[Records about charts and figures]
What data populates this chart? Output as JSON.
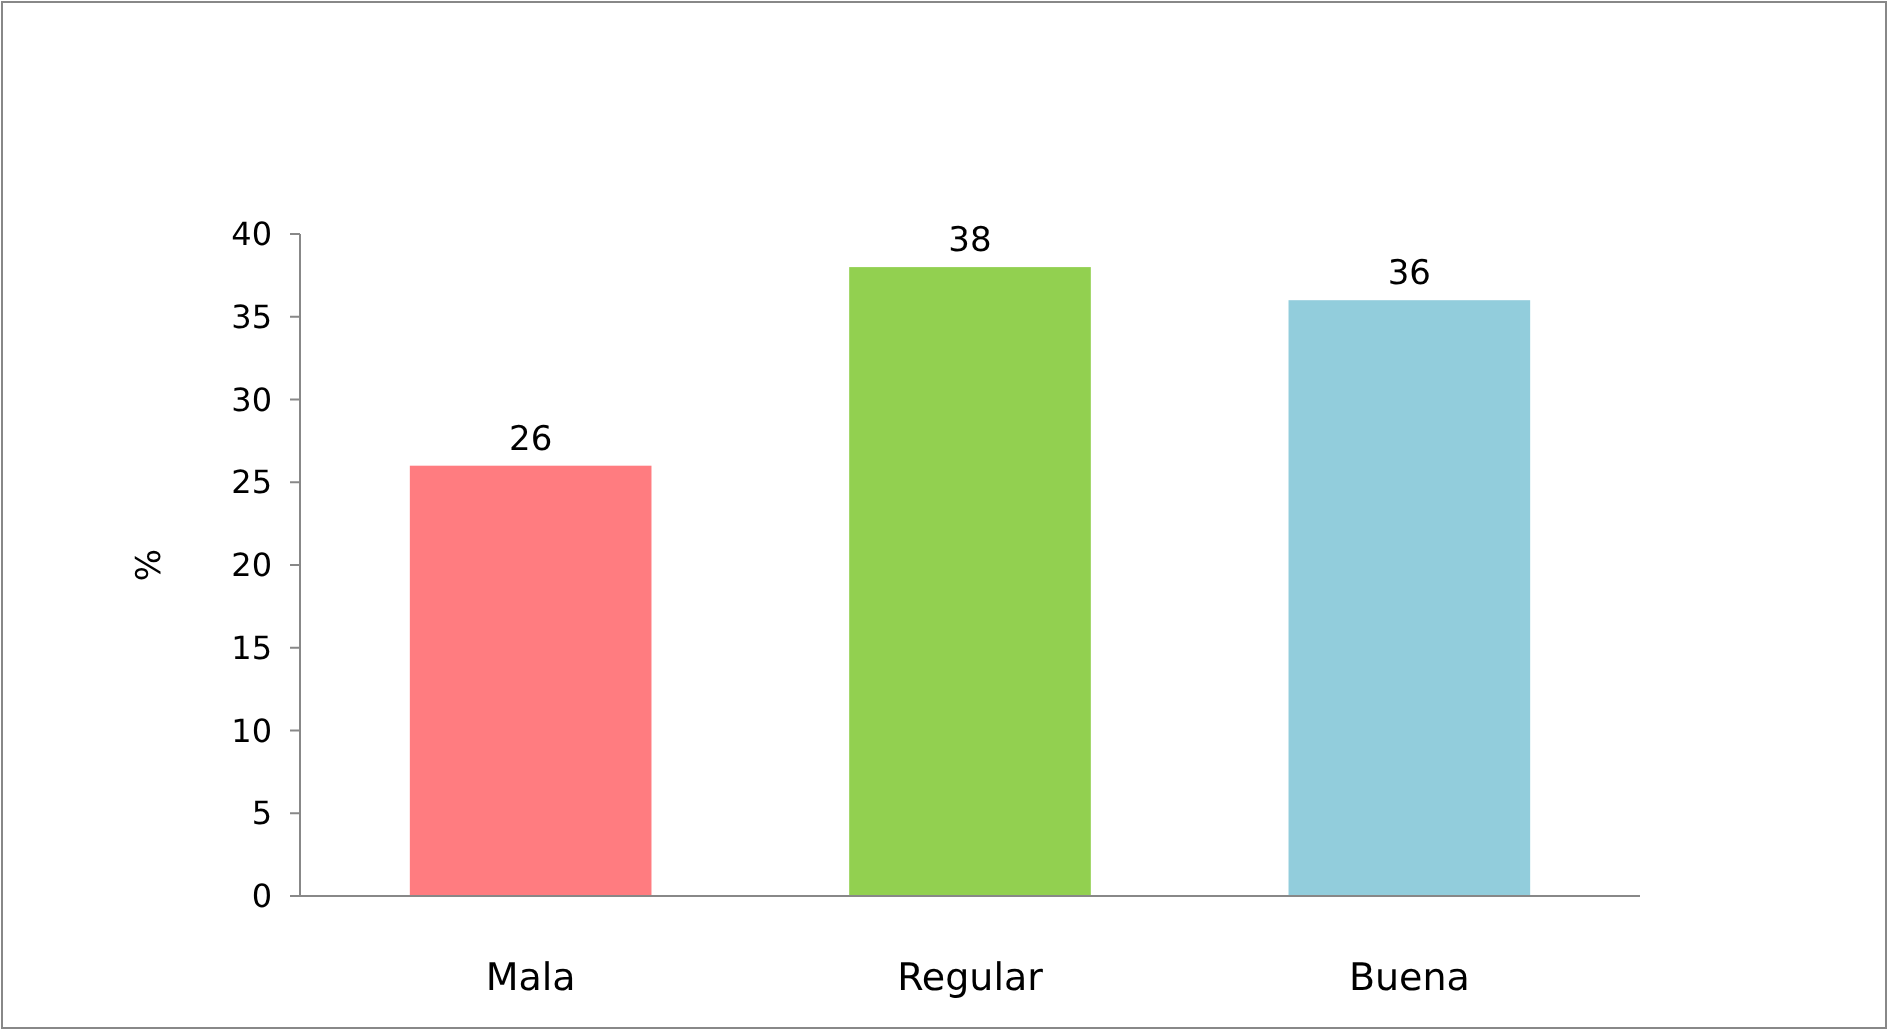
{
  "chart_data": {
    "type": "bar",
    "ylabel": "%",
    "categories": [
      "Mala",
      "Regular",
      "Buena"
    ],
    "values": [
      26,
      38,
      36
    ],
    "colors": [
      "#ff7c80",
      "#92d050",
      "#92cddc"
    ],
    "ylim": [
      0,
      40
    ],
    "yticks": [
      0,
      5,
      10,
      15,
      20,
      25,
      30,
      35,
      40
    ],
    "data_labels": true,
    "grid": false
  }
}
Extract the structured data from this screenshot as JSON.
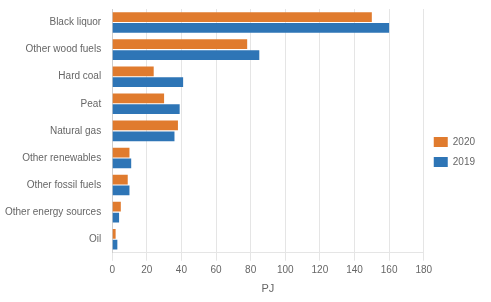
{
  "chart_data": {
    "type": "bar",
    "orientation": "horizontal",
    "categories": [
      "Black liquor",
      "Other wood fuels",
      "Hard coal",
      "Peat",
      "Natural gas",
      "Other renewables",
      "Other fossil fuels",
      "Other energy sources",
      "Oil"
    ],
    "series": [
      {
        "name": "2020",
        "color": "#e07b2e",
        "values": [
          150,
          78,
          24,
          30,
          38,
          10,
          9,
          5,
          2
        ]
      },
      {
        "name": "2019",
        "color": "#2e75b6",
        "values": [
          160,
          85,
          41,
          39,
          36,
          11,
          10,
          4,
          3
        ]
      }
    ],
    "xlabel": "PJ",
    "xlim": [
      0,
      180
    ],
    "xticks": [
      0,
      20,
      40,
      60,
      80,
      100,
      120,
      140,
      160,
      180
    ],
    "grid": true,
    "legend": "right"
  }
}
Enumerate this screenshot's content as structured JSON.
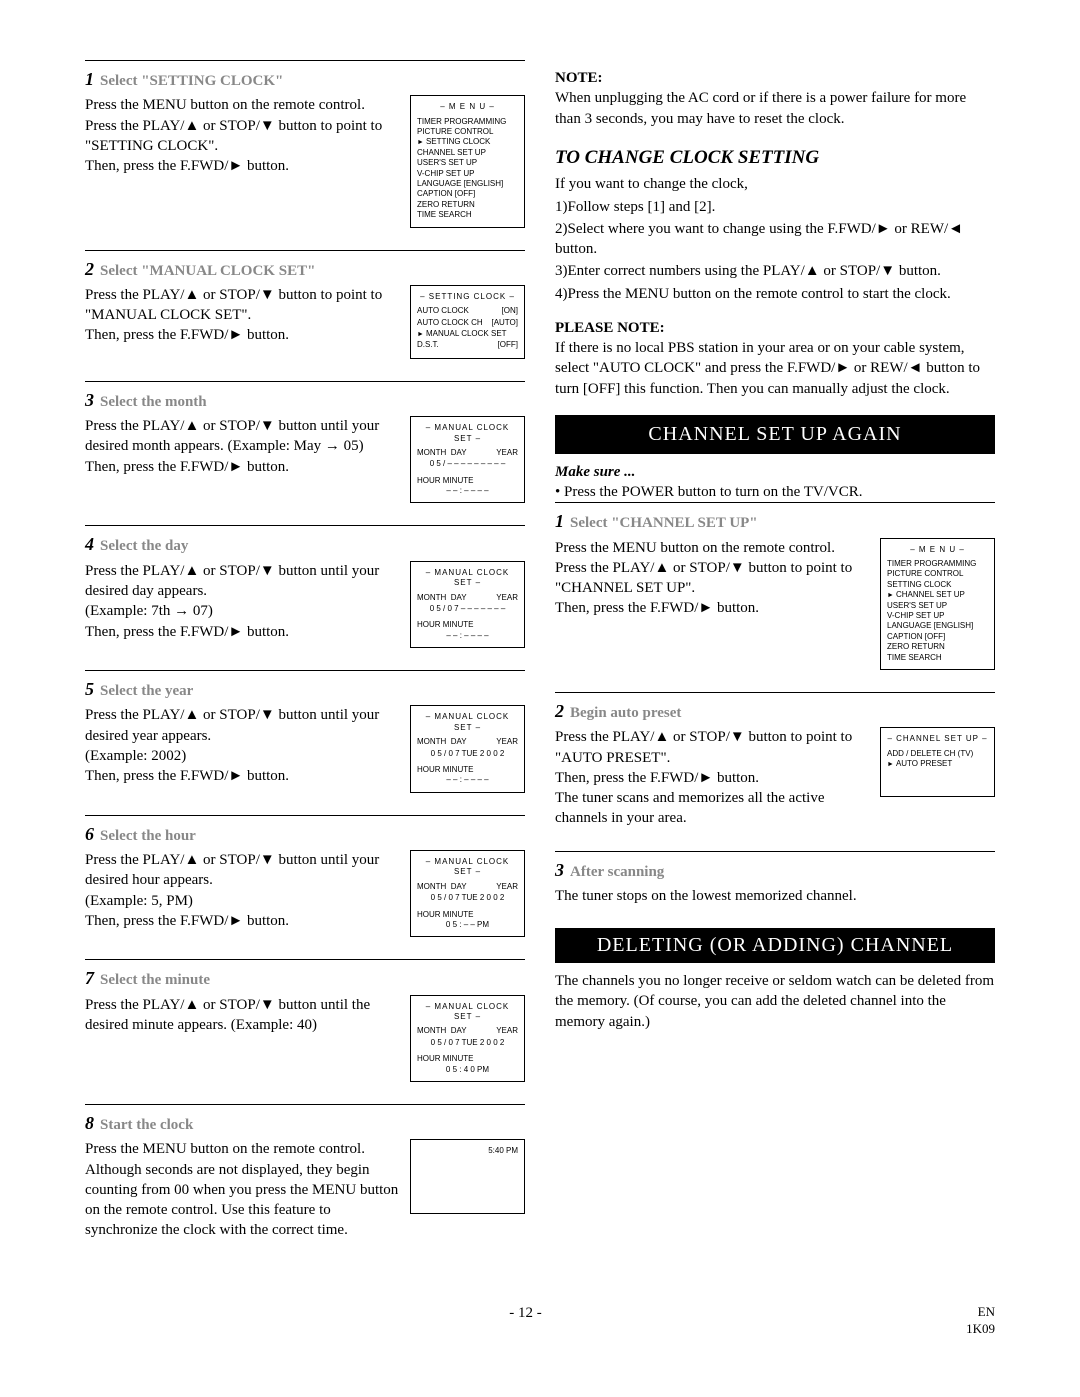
{
  "left": {
    "steps": [
      {
        "num": "1",
        "title": "Select \"SETTING CLOCK\"",
        "text": "Press the MENU button on the remote control.\nPress the PLAY/▲ or STOP/▼ button to point to \"SETTING CLOCK\".\nThen, press the F.FWD/► button.",
        "screen": {
          "title": "– M E N U –",
          "lines": [
            "TIMER PROGRAMMING",
            "PICTURE CONTROL",
            "► SETTING CLOCK",
            "CHANNEL SET UP",
            "USER'S SET UP",
            "V-CHIP SET UP",
            "LANGUAGE   [ENGLISH]",
            "CAPTION    [OFF]",
            "ZERO RETURN",
            "TIME SEARCH"
          ]
        }
      },
      {
        "num": "2",
        "title": "Select \"MANUAL CLOCK SET\"",
        "text": "Press the PLAY/▲ or STOP/▼ button to point to \"MANUAL CLOCK SET\".\nThen, press the F.FWD/► button.",
        "screen": {
          "title": "– SETTING CLOCK –",
          "rows": [
            [
              "AUTO CLOCK",
              "[ON]"
            ],
            [
              "AUTO CLOCK CH",
              "[AUTO]"
            ],
            [
              "► MANUAL CLOCK SET",
              ""
            ],
            [
              "D.S.T.",
              "[OFF]"
            ]
          ]
        }
      },
      {
        "num": "3",
        "title": "Select the month",
        "text": "Press the PLAY/▲ or STOP/▼ button until your desired month appears. (Example: May → 05)\nThen, press the F.FWD/► button.",
        "screen": {
          "title": "– MANUAL CLOCK SET –",
          "clock": {
            "month": "0 5",
            "day": "– –",
            "dow": "– – –",
            "year": "– – – –",
            "hour": "– –",
            "min": "– –",
            "ampm": "– –",
            "sel": "month"
          }
        }
      },
      {
        "num": "4",
        "title": "Select the day",
        "text": "Press the PLAY/▲ or STOP/▼ button until your desired day appears.\n(Example: 7th → 07)\nThen, press the F.FWD/► button.",
        "screen": {
          "title": "– MANUAL CLOCK SET –",
          "clock": {
            "month": "0 5",
            "day": "0 7",
            "dow": "– – –",
            "year": "– – – –",
            "hour": "– –",
            "min": "– –",
            "ampm": "– –",
            "sel": "day"
          }
        }
      },
      {
        "num": "5",
        "title": "Select the year",
        "text": "Press the PLAY/▲ or STOP/▼ button until your desired year appears.\n(Example: 2002)\nThen, press the F.FWD/► button.",
        "screen": {
          "title": "– MANUAL CLOCK SET –",
          "clock": {
            "month": "0 5",
            "day": "0 7",
            "dow": "TUE",
            "year": "2 0 0 2",
            "hour": "– –",
            "min": "– –",
            "ampm": "– –",
            "sel": "year"
          }
        }
      },
      {
        "num": "6",
        "title": "Select the hour",
        "text": "Press the PLAY/▲ or STOP/▼ button until your desired hour appears.\n(Example: 5, PM)\nThen, press the F.FWD/► button.",
        "screen": {
          "title": "– MANUAL CLOCK SET –",
          "clock": {
            "month": "0 5",
            "day": "0 7",
            "dow": "TUE",
            "year": "2 0 0 2",
            "hour": "0 5",
            "min": "– –",
            "ampm": "PM",
            "sel": "hour"
          }
        }
      },
      {
        "num": "7",
        "title": "Select the minute",
        "text": "Press the PLAY/▲ or STOP/▼ button until the desired minute appears. (Example: 40)",
        "screen": {
          "title": "– MANUAL CLOCK SET –",
          "clock": {
            "month": "0 5",
            "day": "0 7",
            "dow": "TUE",
            "year": "2 0 0 2",
            "hour": "0 5",
            "min": "4 0",
            "ampm": "PM",
            "sel": "min"
          }
        }
      },
      {
        "num": "8",
        "title": "Start the clock",
        "text": "Press the MENU button on the remote control.\nAlthough seconds are not displayed, they begin counting from 00 when you press the MENU button on the remote control. Use this feature to synchronize the clock with the correct time.",
        "screen": {
          "blank": true,
          "time": "5:40 PM"
        }
      }
    ]
  },
  "right": {
    "note_label": "NOTE:",
    "note_text": "When unplugging the AC cord or if there is a power failure for more than 3 seconds, you may have to reset the clock.",
    "change_head": "TO CHANGE CLOCK SETTING",
    "change_intro": "If you want to change the clock,",
    "change_list": [
      "1)Follow steps [1] and [2].",
      "2)Select where you want to change using the F.FWD/► or REW/◄ button.",
      "3)Enter correct numbers using the PLAY/▲ or STOP/▼ button.",
      "4)Press the MENU button on the remote control to start the clock."
    ],
    "please_note_label": "PLEASE NOTE:",
    "please_note_text": "If there is no local PBS station in your area or on your cable system, select \"AUTO CLOCK\" and press the F.FWD/► or REW/◄ button to turn [OFF] this function. Then you can manually adjust the clock.",
    "section_channel": "CHANNEL SET UP AGAIN",
    "makesure": "Make sure ...",
    "makesure_bullet": "Press the POWER button to turn on the TV/VCR.",
    "steps": [
      {
        "num": "1",
        "title": "Select \"CHANNEL SET UP\"",
        "text": "Press the MENU button on the remote control.\nPress the PLAY/▲ or STOP/▼ button to point to \"CHANNEL SET UP\".\nThen, press the F.FWD/► button.",
        "screen": {
          "title": "– M E N U –",
          "lines": [
            "TIMER PROGRAMMING",
            "PICTURE CONTROL",
            "SETTING CLOCK",
            "► CHANNEL SET UP",
            "USER'S SET UP",
            "V-CHIP SET UP",
            "LANGUAGE   [ENGLISH]",
            "CAPTION    [OFF]",
            "ZERO RETURN",
            "TIME SEARCH"
          ]
        }
      },
      {
        "num": "2",
        "title": "Begin auto preset",
        "text": "Press the PLAY/▲ or STOP/▼ button to point to \"AUTO PRESET\".\nThen, press the F.FWD/► button.\nThe tuner scans and memorizes all the active channels in your area.",
        "screen": {
          "title": "– CHANNEL SET UP –",
          "lines": [
            "ADD / DELETE CH (TV)",
            "► AUTO PRESET"
          ]
        }
      },
      {
        "num": "3",
        "title": "After scanning",
        "text": "The tuner stops on the lowest memorized channel.",
        "noscreen": true
      }
    ],
    "section_delete": "DELETING (OR ADDING) CHANNEL",
    "delete_text": "The channels you no longer receive or seldom watch can be deleted from the memory. (Of course, you can add the deleted channel into the memory again.)"
  },
  "footer": {
    "page": "- 12 -",
    "lang": "EN",
    "code": "1K09"
  }
}
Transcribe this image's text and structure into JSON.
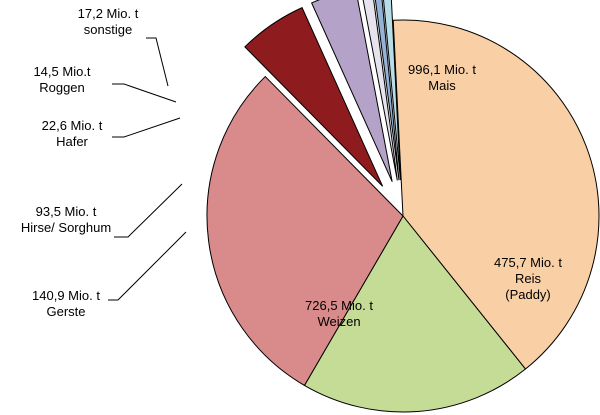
{
  "chart_data": {
    "type": "pie",
    "title": "",
    "unit": "Mio. t",
    "legend": "none (leader-line labels)",
    "series": [
      {
        "name": "Mais",
        "value": 996.1,
        "display_value": "996,1 Mio. t",
        "label_lines": [
          "996,1 Mio. t",
          "Mais"
        ],
        "color": "#f9d0a6",
        "exploded": false
      },
      {
        "name": "Reis (Paddy)",
        "value": 475.7,
        "display_value": "475,7 Mio. t",
        "label_lines": [
          "475,7 Mio. t",
          "Reis",
          "(Paddy)"
        ],
        "color": "#c4dc96",
        "exploded": false
      },
      {
        "name": "Weizen",
        "value": 726.5,
        "display_value": "726,5 Mio. t",
        "label_lines": [
          "726,5 Mio. t",
          "Weizen"
        ],
        "color": "#d98b8b",
        "exploded": false
      },
      {
        "name": "Gerste",
        "value": 140.9,
        "display_value": "140,9 Mio. t",
        "label_lines": [
          "140,9 Mio. t",
          "Gerste"
        ],
        "color": "#8e1b1e",
        "exploded": true
      },
      {
        "name": "Hirse/ Sorghum",
        "value": 93.5,
        "display_value": "93,5 Mio. t",
        "label_lines": [
          "93,5 Mio. t",
          "Hirse/ Sorghum"
        ],
        "color": "#b4a2c8",
        "exploded": true
      },
      {
        "name": "Hafer",
        "value": 22.6,
        "display_value": "22,6 Mio. t",
        "label_lines": [
          "22,6 Mio. t",
          "Hafer"
        ],
        "color": "#e6e2ee",
        "exploded": true
      },
      {
        "name": "Roggen",
        "value": 14.5,
        "display_value": "14,5 Mio.t",
        "label_lines": [
          "14,5 Mio.t",
          "Roggen"
        ],
        "color": "#95b3d7",
        "exploded": true
      },
      {
        "name": "sonstige",
        "value": 17.2,
        "display_value": "17,2 Mio. t",
        "label_lines": [
          "17,2 Mio. t",
          "sonstige"
        ],
        "color": "#b7dde8",
        "exploded": true
      }
    ]
  }
}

:: Exercise objective ::
Copy every single line of the material above that holds "nPress".

:: Reply to the exercise ::
        "text": "Press the MENU button on the remote control.\nPress the PLAY/▲ or STOP/▼ button to point to \"SETTING CLOCK\".\nThen, press the F.FWD/► button.",
        "text": "Press the MENU button on the remote control.\nPress the PLAY/▲ or STOP/▼ button to point to \"CHANNEL SET UP\".\nThen, press the F.FWD/► button.",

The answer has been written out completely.